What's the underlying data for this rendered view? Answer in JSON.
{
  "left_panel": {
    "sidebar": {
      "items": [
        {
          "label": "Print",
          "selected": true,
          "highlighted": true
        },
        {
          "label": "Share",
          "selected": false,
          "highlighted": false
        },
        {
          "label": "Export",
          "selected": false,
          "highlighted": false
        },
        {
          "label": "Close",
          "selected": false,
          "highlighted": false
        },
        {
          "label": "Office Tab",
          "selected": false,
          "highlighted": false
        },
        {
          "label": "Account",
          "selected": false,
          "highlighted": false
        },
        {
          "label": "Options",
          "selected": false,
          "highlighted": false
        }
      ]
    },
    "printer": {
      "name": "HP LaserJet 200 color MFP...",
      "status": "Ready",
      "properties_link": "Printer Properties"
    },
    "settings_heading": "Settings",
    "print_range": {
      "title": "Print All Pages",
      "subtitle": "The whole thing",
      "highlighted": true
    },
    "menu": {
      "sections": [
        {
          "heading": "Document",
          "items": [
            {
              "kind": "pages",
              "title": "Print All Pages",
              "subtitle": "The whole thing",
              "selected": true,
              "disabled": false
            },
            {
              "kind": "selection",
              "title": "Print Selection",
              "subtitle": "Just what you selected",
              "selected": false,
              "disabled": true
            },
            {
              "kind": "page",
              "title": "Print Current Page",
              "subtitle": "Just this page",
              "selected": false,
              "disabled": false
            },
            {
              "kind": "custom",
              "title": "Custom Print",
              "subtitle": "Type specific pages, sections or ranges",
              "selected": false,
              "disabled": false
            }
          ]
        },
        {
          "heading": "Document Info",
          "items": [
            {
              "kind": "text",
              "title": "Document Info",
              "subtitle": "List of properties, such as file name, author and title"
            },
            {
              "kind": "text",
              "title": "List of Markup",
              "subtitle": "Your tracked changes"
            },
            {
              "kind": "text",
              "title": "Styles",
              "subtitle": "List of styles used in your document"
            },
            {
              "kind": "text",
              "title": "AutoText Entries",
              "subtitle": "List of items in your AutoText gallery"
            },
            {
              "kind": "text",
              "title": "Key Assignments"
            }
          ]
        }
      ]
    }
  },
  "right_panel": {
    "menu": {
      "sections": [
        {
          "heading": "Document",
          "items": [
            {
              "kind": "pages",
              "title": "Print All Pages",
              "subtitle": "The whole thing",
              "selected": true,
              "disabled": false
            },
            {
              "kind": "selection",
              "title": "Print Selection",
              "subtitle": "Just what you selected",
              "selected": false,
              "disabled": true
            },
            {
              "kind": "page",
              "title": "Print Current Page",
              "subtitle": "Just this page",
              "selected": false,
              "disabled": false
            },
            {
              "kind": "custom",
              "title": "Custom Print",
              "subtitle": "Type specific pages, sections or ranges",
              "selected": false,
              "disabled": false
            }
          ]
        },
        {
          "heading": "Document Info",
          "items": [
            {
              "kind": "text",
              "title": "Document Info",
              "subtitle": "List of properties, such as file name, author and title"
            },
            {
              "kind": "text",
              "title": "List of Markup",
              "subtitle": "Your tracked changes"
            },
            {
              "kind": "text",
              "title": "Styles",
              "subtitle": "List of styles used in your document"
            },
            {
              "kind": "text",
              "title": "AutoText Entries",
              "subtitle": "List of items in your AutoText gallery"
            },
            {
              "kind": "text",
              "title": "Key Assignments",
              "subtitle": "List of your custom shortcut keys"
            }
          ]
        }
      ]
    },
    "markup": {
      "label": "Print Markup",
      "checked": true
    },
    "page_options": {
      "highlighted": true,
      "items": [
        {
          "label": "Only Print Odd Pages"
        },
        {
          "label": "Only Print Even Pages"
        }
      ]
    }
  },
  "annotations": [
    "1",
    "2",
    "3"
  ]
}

——————————

Repeat the records above in full, character for character.

## RESULT
What's the underlying data for this rendered view? Answer in JSON.
{
  "left_panel": {
    "sidebar": {
      "items": [
        {
          "label": "Print",
          "selected": true,
          "highlighted": true
        },
        {
          "label": "Share",
          "selected": false,
          "highlighted": false
        },
        {
          "label": "Export",
          "selected": false,
          "highlighted": false
        },
        {
          "label": "Close",
          "selected": false,
          "highlighted": false
        },
        {
          "label": "Office Tab",
          "selected": false,
          "highlighted": false
        },
        {
          "label": "Account",
          "selected": false,
          "highlighted": false
        },
        {
          "label": "Options",
          "selected": false,
          "highlighted": false
        }
      ]
    },
    "printer": {
      "name": "HP LaserJet 200 color MFP...",
      "status": "Ready",
      "properties_link": "Printer Properties"
    },
    "settings_heading": "Settings",
    "print_range": {
      "title": "Print All Pages",
      "subtitle": "The whole thing",
      "highlighted": true
    },
    "menu": {
      "sections": [
        {
          "heading": "Document",
          "items": [
            {
              "kind": "pages",
              "title": "Print All Pages",
              "subtitle": "The whole thing",
              "selected": true,
              "disabled": false
            },
            {
              "kind": "selection",
              "title": "Print Selection",
              "subtitle": "Just what you selected",
              "selected": false,
              "disabled": true
            },
            {
              "kind": "page",
              "title": "Print Current Page",
              "subtitle": "Just this page",
              "selected": false,
              "disabled": false
            },
            {
              "kind": "custom",
              "title": "Custom Print",
              "subtitle": "Type specific pages, sections or ranges",
              "selected": false,
              "disabled": false
            }
          ]
        },
        {
          "heading": "Document Info",
          "items": [
            {
              "kind": "text",
              "title": "Document Info",
              "subtitle": "List of properties, such as file name, author and title"
            },
            {
              "kind": "text",
              "title": "List of Markup",
              "subtitle": "Your tracked changes"
            },
            {
              "kind": "text",
              "title": "Styles",
              "subtitle": "List of styles used in your document"
            },
            {
              "kind": "text",
              "title": "AutoText Entries",
              "subtitle": "List of items in your AutoText gallery"
            },
            {
              "kind": "text",
              "title": "Key Assignments"
            }
          ]
        }
      ]
    }
  },
  "right_panel": {
    "menu": {
      "sections": [
        {
          "heading": "Document",
          "items": [
            {
              "kind": "pages",
              "title": "Print All Pages",
              "subtitle": "The whole thing",
              "selected": true,
              "disabled": false
            },
            {
              "kind": "selection",
              "title": "Print Selection",
              "subtitle": "Just what you selected",
              "selected": false,
              "disabled": true
            },
            {
              "kind": "page",
              "title": "Print Current Page",
              "subtitle": "Just this page",
              "selected": false,
              "disabled": false
            },
            {
              "kind": "custom",
              "title": "Custom Print",
              "subtitle": "Type specific pages, sections or ranges",
              "selected": false,
              "disabled": false
            }
          ]
        },
        {
          "heading": "Document Info",
          "items": [
            {
              "kind": "text",
              "title": "Document Info",
              "subtitle": "List of properties, such as file name, author and title"
            },
            {
              "kind": "text",
              "title": "List of Markup",
              "subtitle": "Your tracked changes"
            },
            {
              "kind": "text",
              "title": "Styles",
              "subtitle": "List of styles used in your document"
            },
            {
              "kind": "text",
              "title": "AutoText Entries",
              "subtitle": "List of items in your AutoText gallery"
            },
            {
              "kind": "text",
              "title": "Key Assignments",
              "subtitle": "List of your custom shortcut keys"
            }
          ]
        }
      ]
    },
    "markup": {
      "label": "Print Markup",
      "checked": true
    },
    "page_options": {
      "highlighted": true,
      "items": [
        {
          "label": "Only Print Odd Pages"
        },
        {
          "label": "Only Print Even Pages"
        }
      ]
    }
  },
  "annotations": [
    "1",
    "2",
    "3"
  ]
}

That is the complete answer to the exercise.